TASK GOAL:
Can you print every record below exactly as written?

--- begin GIVEN RECORDS ---

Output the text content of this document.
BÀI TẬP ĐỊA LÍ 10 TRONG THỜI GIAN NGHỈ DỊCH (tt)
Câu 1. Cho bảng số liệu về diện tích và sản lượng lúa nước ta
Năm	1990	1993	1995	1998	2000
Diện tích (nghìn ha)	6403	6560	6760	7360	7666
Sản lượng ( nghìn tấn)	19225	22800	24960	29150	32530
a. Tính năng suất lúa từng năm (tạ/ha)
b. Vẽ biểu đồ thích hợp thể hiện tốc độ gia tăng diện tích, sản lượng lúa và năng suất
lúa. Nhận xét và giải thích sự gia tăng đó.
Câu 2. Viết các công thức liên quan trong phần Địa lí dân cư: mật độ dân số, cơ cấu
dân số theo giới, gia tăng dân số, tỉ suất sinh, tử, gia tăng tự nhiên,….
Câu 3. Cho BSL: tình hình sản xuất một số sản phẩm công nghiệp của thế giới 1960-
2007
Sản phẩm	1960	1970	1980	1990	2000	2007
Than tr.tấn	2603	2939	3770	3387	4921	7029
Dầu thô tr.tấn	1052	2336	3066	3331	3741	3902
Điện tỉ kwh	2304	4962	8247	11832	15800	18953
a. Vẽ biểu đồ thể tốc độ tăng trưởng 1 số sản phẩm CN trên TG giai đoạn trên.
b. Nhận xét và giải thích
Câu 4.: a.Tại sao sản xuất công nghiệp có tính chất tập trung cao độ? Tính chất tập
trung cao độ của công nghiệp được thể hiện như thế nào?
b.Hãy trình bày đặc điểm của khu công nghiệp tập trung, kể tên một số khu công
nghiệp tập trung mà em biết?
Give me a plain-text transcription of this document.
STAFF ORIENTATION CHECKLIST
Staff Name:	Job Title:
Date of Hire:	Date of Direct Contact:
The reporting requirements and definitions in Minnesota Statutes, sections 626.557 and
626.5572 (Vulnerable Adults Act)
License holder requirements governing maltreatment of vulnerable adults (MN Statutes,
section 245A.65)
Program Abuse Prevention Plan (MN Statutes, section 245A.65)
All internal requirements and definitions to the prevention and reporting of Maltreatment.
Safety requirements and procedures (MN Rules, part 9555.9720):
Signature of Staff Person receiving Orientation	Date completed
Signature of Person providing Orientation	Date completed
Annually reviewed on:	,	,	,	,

--- end GIVEN RECORDS ---

RESULT BELOW:
Output the text content of this document.
BÀI TẬP ĐỊA LÍ 10 TRONG THỜI GIAN NGHỈ DỊCH (tt)
Câu 1. Cho bảng số liệu về diện tích và sản lượng lúa nước ta
Năm	1990	1993	1995	1998	2000
Diện tích (nghìn ha)	6403	6560	6760	7360	7666
Sản lượng ( nghìn tấn)	19225	22800	24960	29150	32530
a. Tính năng suất lúa từng năm (tạ/ha)
b. Vẽ biểu đồ thích hợp thể hiện tốc độ gia tăng diện tích, sản lượng lúa và năng suất
lúa. Nhận xét và giải thích sự gia tăng đó.
Câu 2. Viết các công thức liên quan trong phần Địa lí dân cư: mật độ dân số, cơ cấu
dân số theo giới, gia tăng dân số, tỉ suất sinh, tử, gia tăng tự nhiên,….
Câu 3. Cho BSL: tình hình sản xuất một số sản phẩm công nghiệp của thế giới 1960-
2007
Sản phẩm	1960	1970	1980	1990	2000	2007
Than tr.tấn	2603	2939	3770	3387	4921	7029
Dầu thô tr.tấn	1052	2336	3066	3331	3741	3902
Điện tỉ kwh	2304	4962	8247	11832	15800	18953
a. Vẽ biểu đồ thể tốc độ tăng trưởng 1 số sản phẩm CN trên TG giai đoạn trên.
b. Nhận xét và giải thích
Câu 4.: a.Tại sao sản xuất công nghiệp có tính chất tập trung cao độ? Tính chất tập
trung cao độ của công nghiệp được thể hiện như thế nào?
b.Hãy trình bày đặc điểm của khu công nghiệp tập trung, kể tên một số khu công
nghiệp tập trung mà em biết?
Give me a plain-text transcription of this document.
STAFF ORIENTATION CHECKLIST
Staff Name:	Job Title:
Date of Hire:	Date of Direct Contact:
The reporting requirements and definitions in Minnesota Statutes, sections 626.557 and
626.5572 (Vulnerable Adults Act)
License holder requirements governing maltreatment of vulnerable adults (MN Statutes,
section 245A.65)
Program Abuse Prevention Plan (MN Statutes, section 245A.65)
All internal requirements and definitions to the prevention and reporting of Maltreatment.
Safety requirements and procedures (MN Rules, part 9555.9720):
Signature of Staff Person receiving Orientation	Date completed
Signature of Person providing Orientation	Date completed
Annually reviewed on:	,	,	,	,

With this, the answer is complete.